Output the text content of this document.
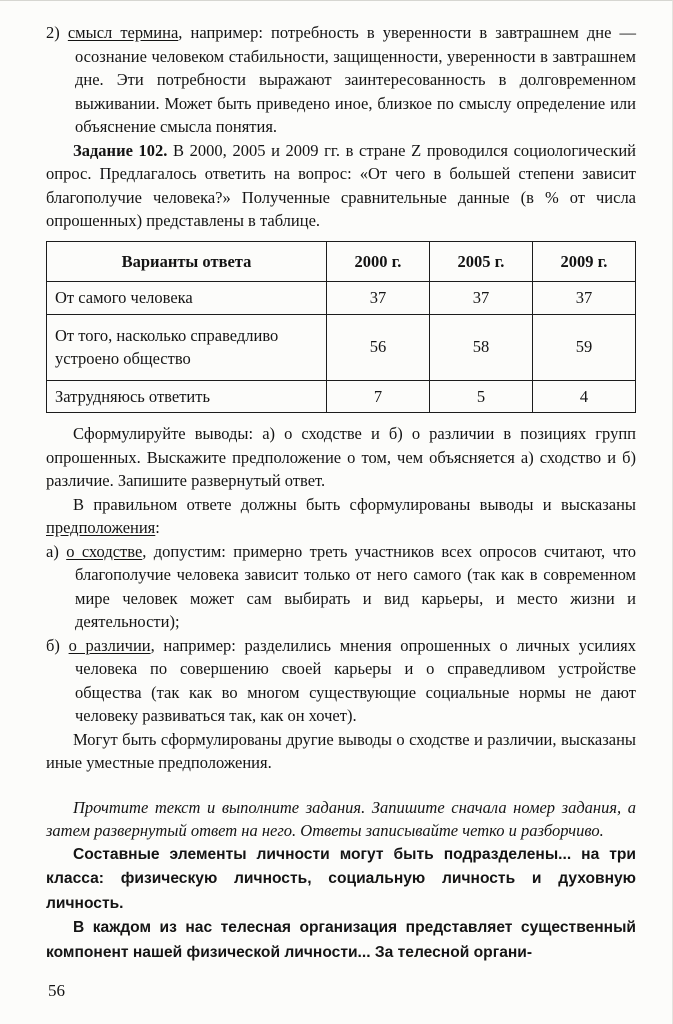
2) смысл термина, например: потребность в уверенности в завтрашнем дне — осознание человеком стабильности, защищенности, уверенности в завтрашнем дне. Эти потребности выражают заинтересованность в долговременном выживании. Может быть приведено иное, близкое по смыслу определение или объяснение смысла понятия.

Задание 102. В 2000, 2005 и 2009 гг. в стране Z проводился социологический опрос. Предлагалось ответить на вопрос: «От чего в большей степени зависит благополучие человека?» Полученные сравнительные данные (в % от числа опрошенных) представлены в таблице.

Варианты ответа	2000 г.	2005 г.	2009 г.
От самого человека	37	37	37
От того, насколько справедливо устроено общество	56	58	59
Затрудняюсь ответить	7	5	4

Сформулируйте выводы: а) о сходстве и б) о различии в позициях групп опрошенных. Выскажите предположение о том, чем объясняется а) сходство и б) различие. Запишите развернутый ответ.

В правильном ответе должны быть сформулированы выводы и высказаны предположения:

а) о сходстве, допустим: примерно треть участников всех опросов считают, что благополучие человека зависит только от него самого (так как в современном мире человек может сам выбирать и вид карьеры, и место жизни и деятельности);

б) о различии, например: разделились мнения опрошенных о личных усилиях человека по совершению своей карьеры и о справедливом устройстве общества (так как во многом существующие социальные нормы не дают человеку развиваться так, как он хочет).

Могут быть сформулированы другие выводы о сходстве и различии, высказаны иные уместные предположения.

Прочтите текст и выполните задания. Запишите сначала номер задания, а затем развернутый ответ на него. Ответы записывайте четко и разборчиво.

Составные элементы личности могут быть подразделены... на три класса: физическую личность, социальную личность и духовную личность.

В каждом из нас телесная организация представляет существенный компонент нашей физической личности... За телесной органи-

56
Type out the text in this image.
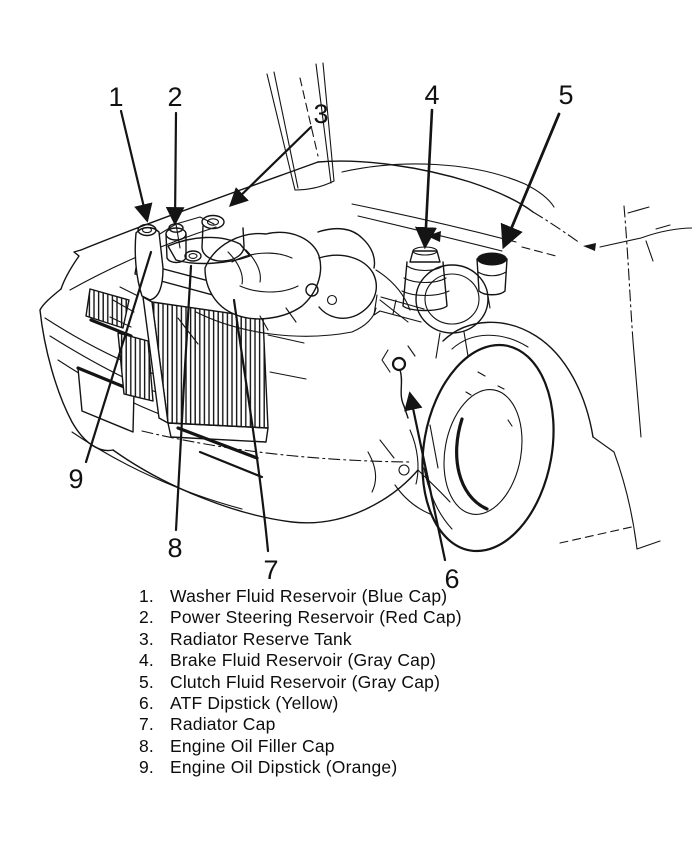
1 2
3
4	5
6
7
8
9
1. Washer Fluid Reservoir (Blue Cap)
2. Power Steering Reservoir (Red Cap)
3. Radiator Reserve Tank
4. Brake Fluid Reservoir (Gray Cap)
5. Clutch Fluid Reservoir (Gray Cap)
6. ATF Dipstick (Yellow)
7. Radiator Cap
8. Engine Oil Filler Cap
9. Engine Oil Dipstick (Orange)
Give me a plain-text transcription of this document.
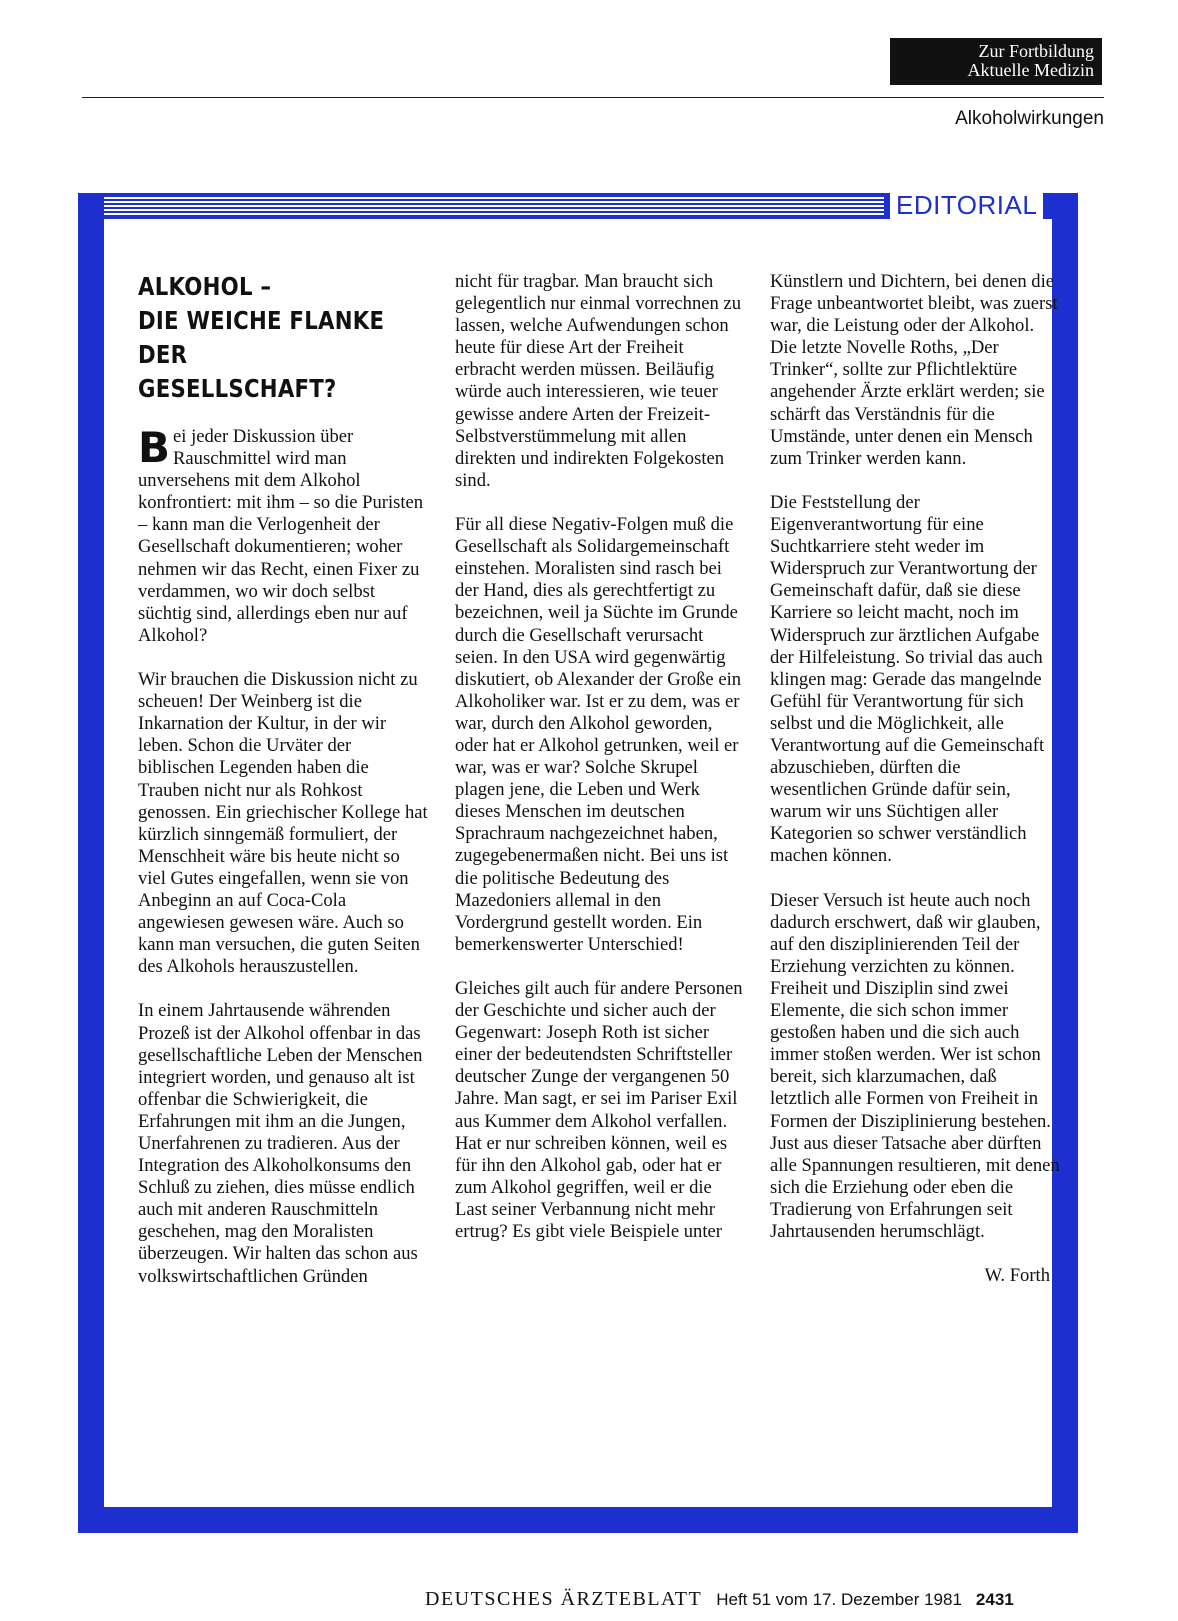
Zur Fortbildung
Aktuelle Medizin
Alkoholwirkungen
EDITORIAL
ALKOHOL –
DIE WEICHE FLANKE
DER GESELLSCHAFT?

Bei jeder Diskussion über Rauschmittel wird man unversehens mit dem Alkohol konfrontiert: mit ihm – so die Puristen – kann man die Verlogenheit der Gesellschaft dokumentieren; woher nehmen wir das Recht, einen Fixer zu verdammen, wo wir doch selbst süchtig sind, allerdings eben nur auf Alkohol?

Wir brauchen die Diskussion nicht zu scheuen! Der Weinberg ist die Inkarnation der Kultur, in der wir leben. Schon die Urväter der biblischen Legenden haben die Trauben nicht nur als Rohkost genossen. Ein griechischer Kollege hat kürzlich sinngemäß formuliert, der Menschheit wäre bis heute nicht so viel Gutes eingefallen, wenn sie von Anbeginn an auf Coca-Cola angewiesen gewesen wäre. Auch so kann man versuchen, die guten Seiten des Alkohols herauszustellen.

In einem Jahrtausende währenden Prozeß ist der Alkohol offenbar in das gesellschaftliche Leben der Menschen integriert worden, und genauso alt ist offenbar die Schwierigkeit, die Erfahrungen mit ihm an die Jungen, Unerfahrenen zu tradieren. Aus der Integration des Alkoholkonsums den Schluß zu ziehen, dies müsse endlich auch mit anderen Rauschmitteln geschehen, mag den Moralisten überzeugen. Wir halten das schon aus volkswirtschaftlichen Gründen

nicht für tragbar. Man braucht sich gelegentlich nur einmal vorrechnen zu lassen, welche Aufwendungen schon heute für diese Art der Freiheit erbracht werden müssen. Beiläufig würde auch interessieren, wie teuer gewisse andere Arten der Freizeit-Selbstverstümmelung mit allen direkten und indirekten Folgekosten sind.

Für all diese Negativ-Folgen muß die Gesellschaft als Solidargemeinschaft einstehen. Moralisten sind rasch bei der Hand, dies als gerechtfertigt zu bezeichnen, weil ja Süchte im Grunde durch die Gesellschaft verursacht seien. In den USA wird gegenwärtig diskutiert, ob Alexander der Große ein Alkoholiker war. Ist er zu dem, was er war, durch den Alkohol geworden, oder hat er Alkohol getrunken, weil er war, was er war? Solche Skrupel plagen jene, die Leben und Werk dieses Menschen im deutschen Sprachraum nachgezeichnet haben, zugegebenermaßen nicht. Bei uns ist die politische Bedeutung des Mazedoniers allemal in den Vordergrund gestellt worden. Ein bemerkenswerter Unterschied!

Gleiches gilt auch für andere Personen der Geschichte und sicher auch der Gegenwart: Joseph Roth ist sicher einer der bedeutendsten Schriftsteller deutscher Zunge der vergangenen 50 Jahre. Man sagt, er sei im Pariser Exil aus Kummer dem Alkohol verfallen. Hat er nur schreiben können, weil es für ihn den Alkohol gab, oder hat er zum Alkohol gegriffen, weil er die Last seiner Verbannung nicht mehr ertrug? Es gibt viele Beispiele unter

Künstlern und Dichtern, bei denen die Frage unbeantwortet bleibt, was zuerst war, die Leistung oder der Alkohol. Die letzte Novelle Roths, „Der Trinker“, sollte zur Pflichtlektüre angehender Ärzte erklärt werden; sie schärft das Verständnis für die Umstände, unter denen ein Mensch zum Trinker werden kann.

Die Feststellung der Eigenverantwortung für eine Suchtkarriere steht weder im Widerspruch zur Verantwortung der Gemeinschaft dafür, daß sie diese Karriere so leicht macht, noch im Widerspruch zur ärztlichen Aufgabe der Hilfeleistung. So trivial das auch klingen mag: Gerade das mangelnde Gefühl für Verantwortung für sich selbst und die Möglichkeit, alle Verantwortung auf die Gemeinschaft abzuschieben, dürften die wesentlichen Gründe dafür sein, warum wir uns Süchtigen aller Kategorien so schwer verständlich machen können.

Dieser Versuch ist heute auch noch dadurch erschwert, daß wir glauben, auf den disziplinierenden Teil der Erziehung verzichten zu können. Freiheit und Disziplin sind zwei Elemente, die sich schon immer gestoßen haben und die sich auch immer stoßen werden. Wer ist schon bereit, sich klarzumachen, daß letztlich alle Formen von Freiheit in Formen der Disziplinierung bestehen. Just aus dieser Tatsache aber dürften alle Spannungen resultieren, mit denen sich die Erziehung oder eben die Tradierung von Erfahrungen seit Jahrtausenden herumschlägt.

W. Forth

DEUTSCHES ÄRZTEBLATT Heft 51 vom 17. Dezember 1981 2431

○ ○ ○ ○

■ **GIVEN REQUEST**
Give back only a number, the number of lines where the string "например" occurs.

■ **ANSWER FOR THE TASK**
2